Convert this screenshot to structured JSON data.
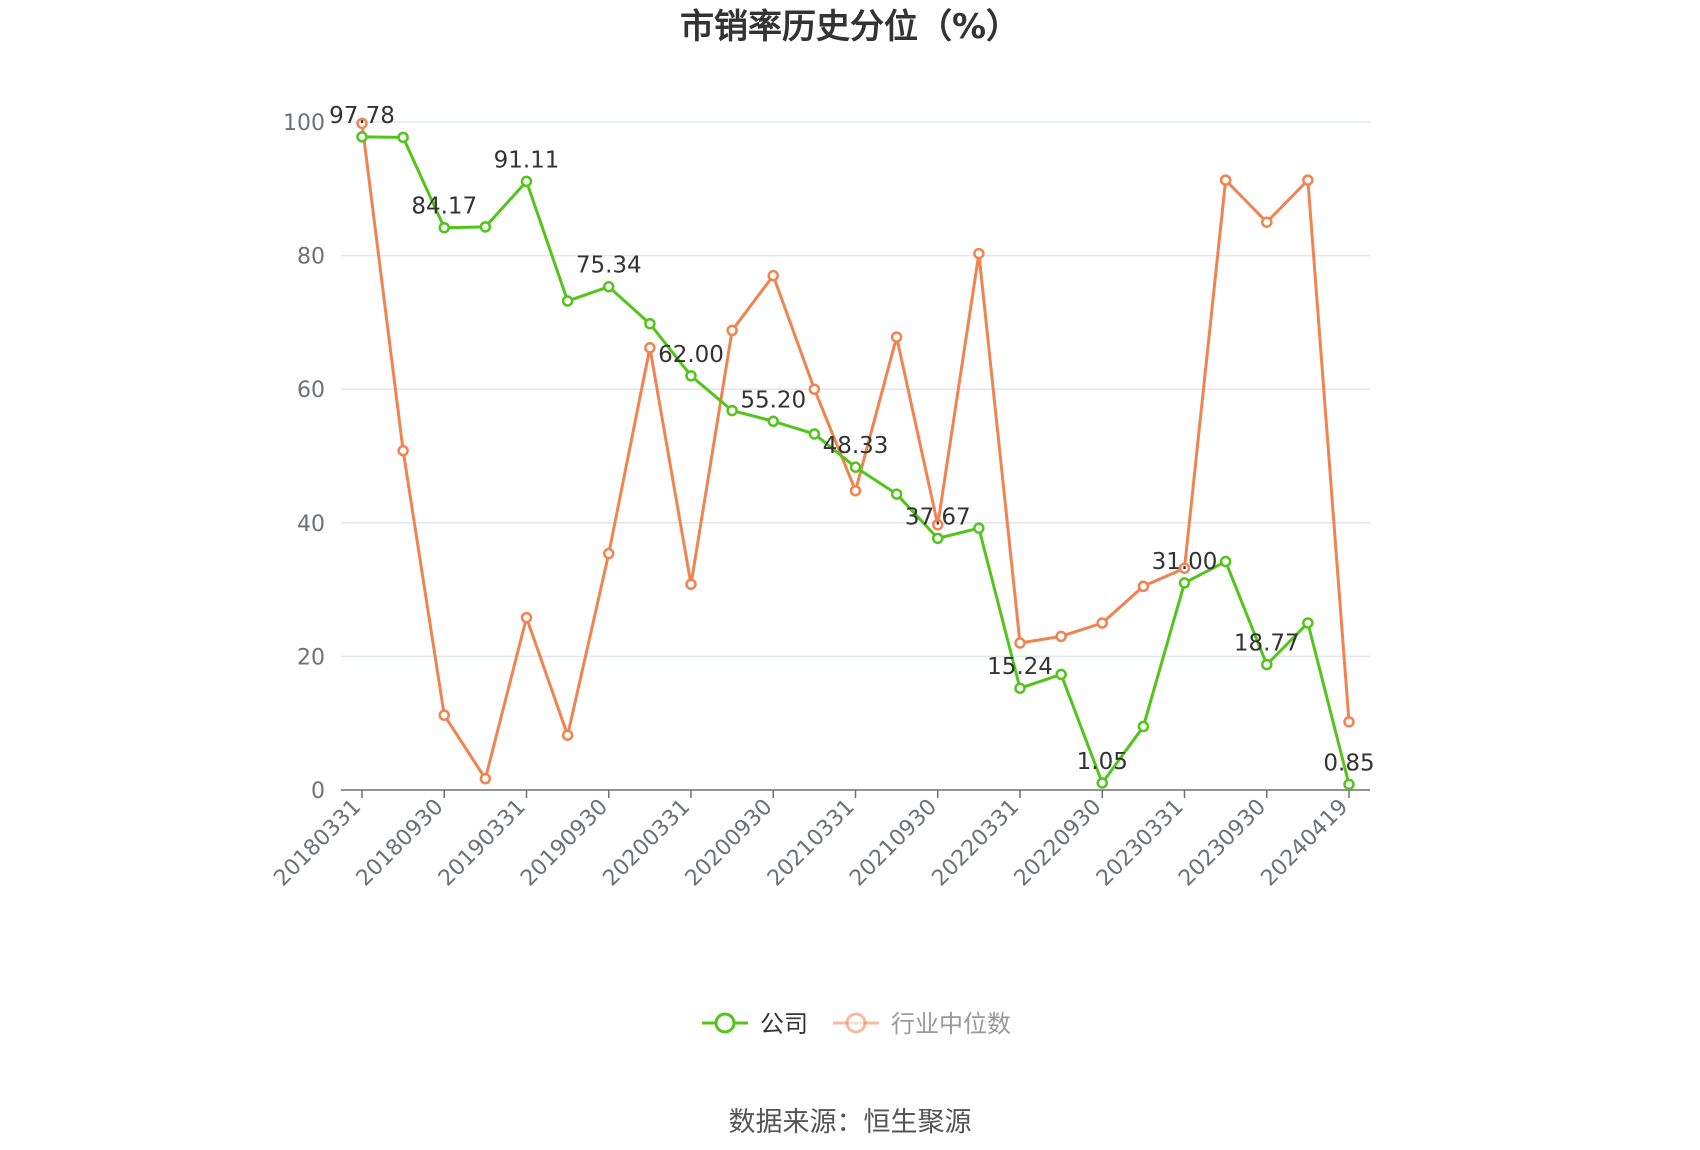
{
  "chart_data": {
    "type": "line",
    "title": "市销率历史分位（%）",
    "source": "数据来源：恒生聚源",
    "x_tick_labels": [
      "20180331",
      "20180930",
      "20190331",
      "20190930",
      "20200331",
      "20200930",
      "20210331",
      "20210930",
      "20220331",
      "20220930",
      "20230331",
      "20230930",
      "20240419"
    ],
    "ylim": [
      0,
      100
    ],
    "y_ticks": [
      0,
      20,
      40,
      60,
      80,
      100
    ],
    "grid": true,
    "legend_position": "bottom-center",
    "series": [
      {
        "name": "公司",
        "color": "#52c41a",
        "values": [
          97.78,
          97.7,
          84.17,
          84.3,
          91.11,
          73.2,
          75.34,
          69.8,
          62.0,
          56.8,
          55.2,
          53.3,
          48.33,
          44.3,
          37.67,
          39.2,
          15.24,
          17.3,
          1.05,
          9.5,
          31.0,
          34.2,
          18.77,
          25.0,
          0.85
        ],
        "labels": {
          "0": "97.78",
          "2": "84.17",
          "4": "91.11",
          "6": "75.34",
          "8": "62.00",
          "10": "55.20",
          "12": "48.33",
          "14": "37.67",
          "16": "15.24",
          "18": "1.05",
          "20": "31.00",
          "22": "18.77",
          "24": "0.85"
        }
      },
      {
        "name": "行业中位数",
        "color": "#f0834f",
        "values": [
          99.8,
          50.8,
          11.2,
          1.7,
          25.8,
          8.2,
          35.4,
          66.2,
          30.8,
          68.8,
          77.0,
          60.0,
          44.8,
          67.8,
          39.7,
          80.3,
          22.0,
          23.0,
          25.0,
          30.5,
          33.2,
          91.3,
          85.0,
          91.3,
          10.2
        ]
      }
    ]
  }
}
────
(INSTRUCTION)
Quote the material exactly. Pictures stay out.

(EXERCISE RESPONSE)
Convert this screenshot to structured JSON data.
{
  "chart_data": {
    "type": "line",
    "title": "市销率历史分位（%）",
    "source": "数据来源：恒生聚源",
    "x_tick_labels": [
      "20180331",
      "20180930",
      "20190331",
      "20190930",
      "20200331",
      "20200930",
      "20210331",
      "20210930",
      "20220331",
      "20220930",
      "20230331",
      "20230930",
      "20240419"
    ],
    "ylim": [
      0,
      100
    ],
    "y_ticks": [
      0,
      20,
      40,
      60,
      80,
      100
    ],
    "grid": true,
    "legend_position": "bottom-center",
    "series": [
      {
        "name": "公司",
        "color": "#52c41a",
        "values": [
          97.78,
          97.7,
          84.17,
          84.3,
          91.11,
          73.2,
          75.34,
          69.8,
          62.0,
          56.8,
          55.2,
          53.3,
          48.33,
          44.3,
          37.67,
          39.2,
          15.24,
          17.3,
          1.05,
          9.5,
          31.0,
          34.2,
          18.77,
          25.0,
          0.85
        ],
        "labels": {
          "0": "97.78",
          "2": "84.17",
          "4": "91.11",
          "6": "75.34",
          "8": "62.00",
          "10": "55.20",
          "12": "48.33",
          "14": "37.67",
          "16": "15.24",
          "18": "1.05",
          "20": "31.00",
          "22": "18.77",
          "24": "0.85"
        }
      },
      {
        "name": "行业中位数",
        "color": "#f0834f",
        "values": [
          99.8,
          50.8,
          11.2,
          1.7,
          25.8,
          8.2,
          35.4,
          66.2,
          30.8,
          68.8,
          77.0,
          60.0,
          44.8,
          67.8,
          39.7,
          80.3,
          22.0,
          23.0,
          25.0,
          30.5,
          33.2,
          91.3,
          85.0,
          91.3,
          10.2
        ]
      }
    ]
  }
}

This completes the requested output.